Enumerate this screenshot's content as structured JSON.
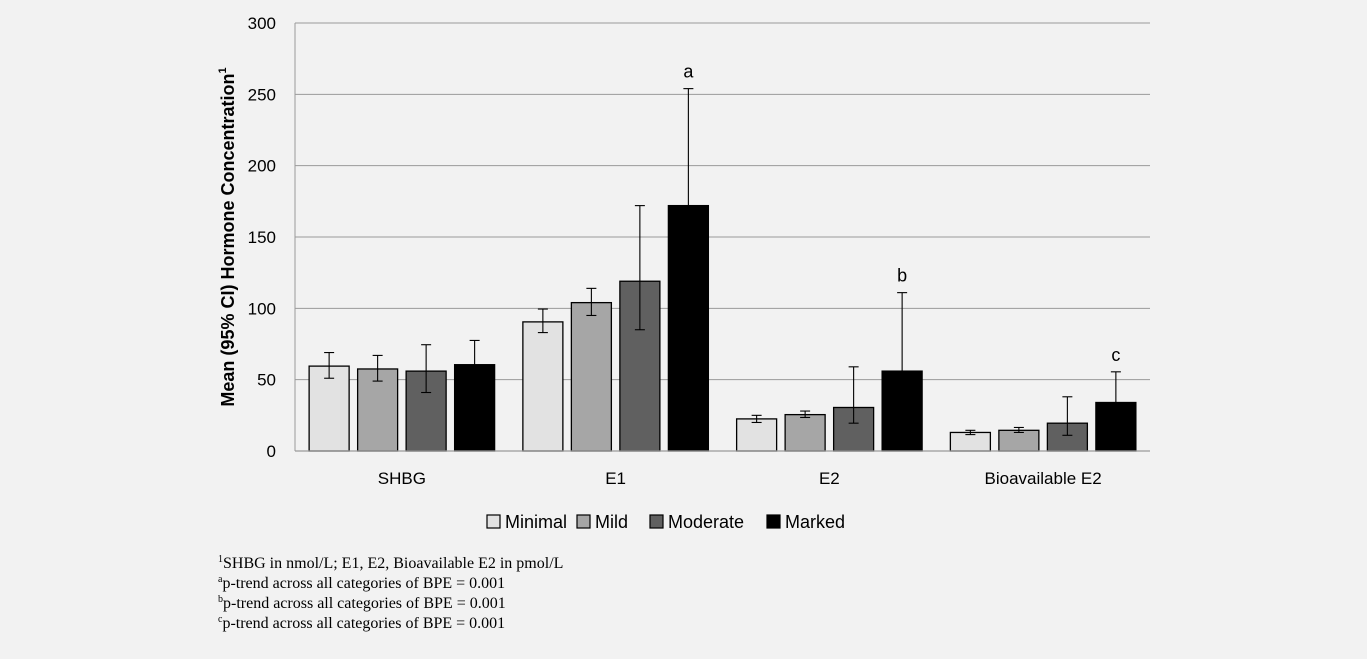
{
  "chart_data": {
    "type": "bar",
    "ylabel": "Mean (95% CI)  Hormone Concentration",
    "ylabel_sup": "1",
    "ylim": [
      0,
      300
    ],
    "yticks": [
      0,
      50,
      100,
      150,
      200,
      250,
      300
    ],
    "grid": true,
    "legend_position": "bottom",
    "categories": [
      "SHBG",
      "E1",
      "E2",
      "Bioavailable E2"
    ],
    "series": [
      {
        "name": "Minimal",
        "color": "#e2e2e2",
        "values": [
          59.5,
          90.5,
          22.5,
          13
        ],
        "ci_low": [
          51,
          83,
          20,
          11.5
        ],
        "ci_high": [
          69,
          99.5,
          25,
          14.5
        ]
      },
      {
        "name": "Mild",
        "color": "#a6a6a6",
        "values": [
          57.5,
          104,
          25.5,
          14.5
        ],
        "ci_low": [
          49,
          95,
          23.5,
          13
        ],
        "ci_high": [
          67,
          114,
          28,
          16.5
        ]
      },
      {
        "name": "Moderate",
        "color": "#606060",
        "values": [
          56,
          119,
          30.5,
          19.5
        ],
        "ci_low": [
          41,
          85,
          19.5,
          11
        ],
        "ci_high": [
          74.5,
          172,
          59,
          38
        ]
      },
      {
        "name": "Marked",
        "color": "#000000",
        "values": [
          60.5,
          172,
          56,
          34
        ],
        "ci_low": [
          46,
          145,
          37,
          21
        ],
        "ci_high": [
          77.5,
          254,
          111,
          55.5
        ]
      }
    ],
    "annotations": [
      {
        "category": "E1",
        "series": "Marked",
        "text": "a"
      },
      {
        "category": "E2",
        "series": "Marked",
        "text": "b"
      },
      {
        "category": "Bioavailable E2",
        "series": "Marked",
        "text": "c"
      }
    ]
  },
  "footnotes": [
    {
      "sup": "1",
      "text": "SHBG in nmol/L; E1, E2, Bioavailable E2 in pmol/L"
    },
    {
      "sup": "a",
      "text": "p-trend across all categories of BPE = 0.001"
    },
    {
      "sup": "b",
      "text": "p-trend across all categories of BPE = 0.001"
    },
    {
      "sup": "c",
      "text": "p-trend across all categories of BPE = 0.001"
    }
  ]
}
□ □ □
▶ _Request_
Output, exactly, all the records above; include no pictures.

▶ _Solution below_
Enumerate this screenshot's content as structured JSON.
{
  "chart_data": {
    "type": "bar",
    "ylabel": "Mean (95% CI)  Hormone Concentration",
    "ylabel_sup": "1",
    "ylim": [
      0,
      300
    ],
    "yticks": [
      0,
      50,
      100,
      150,
      200,
      250,
      300
    ],
    "grid": true,
    "legend_position": "bottom",
    "categories": [
      "SHBG",
      "E1",
      "E2",
      "Bioavailable E2"
    ],
    "series": [
      {
        "name": "Minimal",
        "color": "#e2e2e2",
        "values": [
          59.5,
          90.5,
          22.5,
          13
        ],
        "ci_low": [
          51,
          83,
          20,
          11.5
        ],
        "ci_high": [
          69,
          99.5,
          25,
          14.5
        ]
      },
      {
        "name": "Mild",
        "color": "#a6a6a6",
        "values": [
          57.5,
          104,
          25.5,
          14.5
        ],
        "ci_low": [
          49,
          95,
          23.5,
          13
        ],
        "ci_high": [
          67,
          114,
          28,
          16.5
        ]
      },
      {
        "name": "Moderate",
        "color": "#606060",
        "values": [
          56,
          119,
          30.5,
          19.5
        ],
        "ci_low": [
          41,
          85,
          19.5,
          11
        ],
        "ci_high": [
          74.5,
          172,
          59,
          38
        ]
      },
      {
        "name": "Marked",
        "color": "#000000",
        "values": [
          60.5,
          172,
          56,
          34
        ],
        "ci_low": [
          46,
          145,
          37,
          21
        ],
        "ci_high": [
          77.5,
          254,
          111,
          55.5
        ]
      }
    ],
    "annotations": [
      {
        "category": "E1",
        "series": "Marked",
        "text": "a"
      },
      {
        "category": "E2",
        "series": "Marked",
        "text": "b"
      },
      {
        "category": "Bioavailable E2",
        "series": "Marked",
        "text": "c"
      }
    ]
  },
  "footnotes": [
    {
      "sup": "1",
      "text": "SHBG in nmol/L; E1, E2, Bioavailable E2 in pmol/L"
    },
    {
      "sup": "a",
      "text": "p-trend across all categories of BPE = 0.001"
    },
    {
      "sup": "b",
      "text": "p-trend across all categories of BPE = 0.001"
    },
    {
      "sup": "c",
      "text": "p-trend across all categories of BPE = 0.001"
    }
  ]
}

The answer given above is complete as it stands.